▶ [Data lines]:
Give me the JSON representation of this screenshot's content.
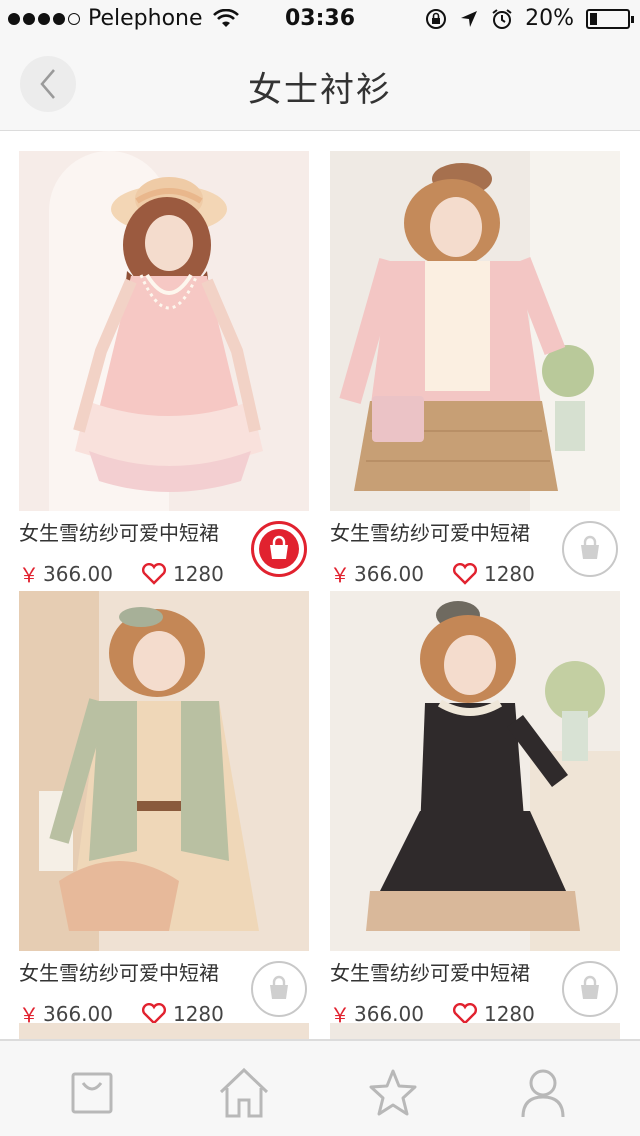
{
  "status_bar": {
    "carrier": "Pelephone",
    "time": "03:36",
    "battery": "20%",
    "battery_level": 0.2,
    "signal_bars_filled": 4,
    "signal_bars_total": 5,
    "icons": [
      "wifi-icon",
      "rotation-lock-icon",
      "location-arrow-icon",
      "alarm-icon",
      "battery-icon"
    ]
  },
  "navbar": {
    "title": "女士衬衫",
    "back_icon": "chevron-left-icon"
  },
  "products": [
    {
      "name": "女生雪纺纱可爱中短裙",
      "currency": "￥",
      "price": "366.00",
      "likes": "1280",
      "in_bag": true
    },
    {
      "name": "女生雪纺纱可爱中短裙",
      "currency": "￥",
      "price": "366.00",
      "likes": "1280",
      "in_bag": false
    },
    {
      "name": "女生雪纺纱可爱中短裙",
      "currency": "￥",
      "price": "366.00",
      "likes": "1280",
      "in_bag": false
    },
    {
      "name": "女生雪纺纱可爱中短裙",
      "currency": "￥",
      "price": "366.00",
      "likes": "1280",
      "in_bag": false
    }
  ],
  "tab_bar": {
    "tabs": [
      {
        "icon": "shopping-bag-icon"
      },
      {
        "icon": "home-icon"
      },
      {
        "icon": "star-icon"
      },
      {
        "icon": "user-icon"
      }
    ]
  },
  "colors": {
    "accent": "#e1222f",
    "inactive_icon": "#c8c8c8",
    "bar_background": "#f7f7f7"
  }
}
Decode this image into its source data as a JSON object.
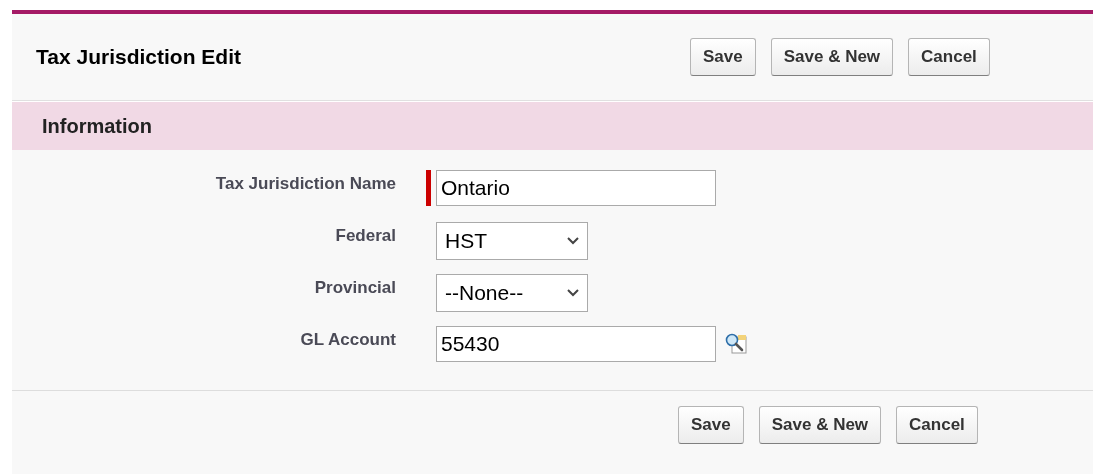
{
  "title": "Tax Jurisdiction Edit",
  "top_buttons": [
    "Save",
    "Save & New",
    "Cancel"
  ],
  "section": {
    "title": "Information"
  },
  "fields": [
    {
      "label": "Tax Jurisdiction Name",
      "kind": "text",
      "value": "Ontario",
      "required": true
    },
    {
      "label": "Federal",
      "kind": "select",
      "value": "HST",
      "required": false
    },
    {
      "label": "Provincial",
      "kind": "select",
      "value": "--None--",
      "required": false
    },
    {
      "label": "GL Account",
      "kind": "lookup",
      "value": "55430",
      "required": false
    }
  ],
  "bottom_buttons": [
    "Save",
    "Save & New",
    "Cancel"
  ]
}
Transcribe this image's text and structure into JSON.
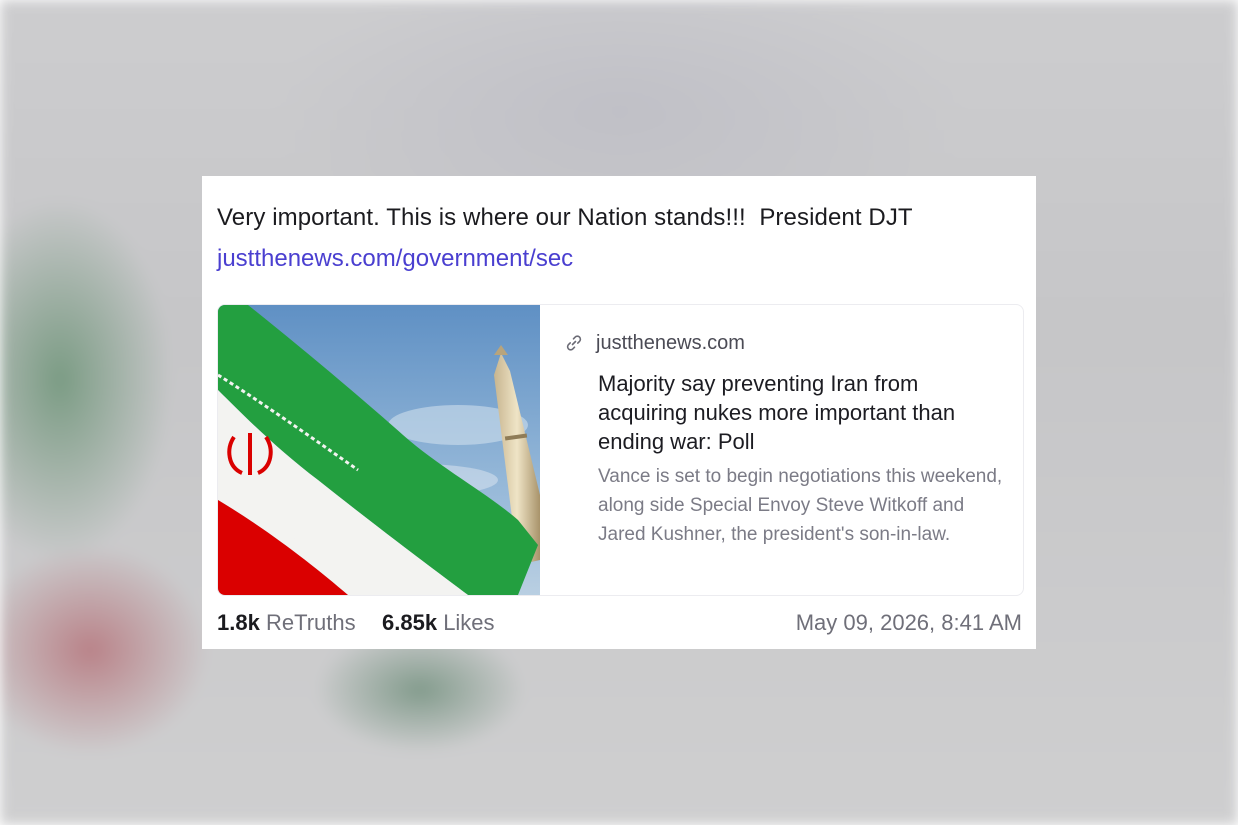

▶ [Your goal]:
Only the lines from the one that holds "Decode this image" through the end of the records above should be printed again, exactly as they are. Leave out the pictures.

▶ [Answer to the problem]:
Decode this image into its source data as a JSON object.
{
  "title": "Tax Jurisdiction Edit",
  "top_buttons": [
    "Save",
    "Save & New",
    "Cancel"
  ],
  "section": {
    "title": "Information"
  },
  "fields": [
    {
      "label": "Tax Jurisdiction Name",
      "kind": "text",
      "value": "Ontario",
      "required": true
    },
    {
      "label": "Federal",
      "kind": "select",
      "value": "HST",
      "required": false
    },
    {
      "label": "Provincial",
      "kind": "select",
      "value": "--None--",
      "required": false
    },
    {
      "label": "GL Account",
      "kind": "lookup",
      "value": "55430",
      "required": false
    }
  ],
  "bottom_buttons": [
    "Save",
    "Save & New",
    "Cancel"
  ]
}
Transcribe this image's text and structure into JSON.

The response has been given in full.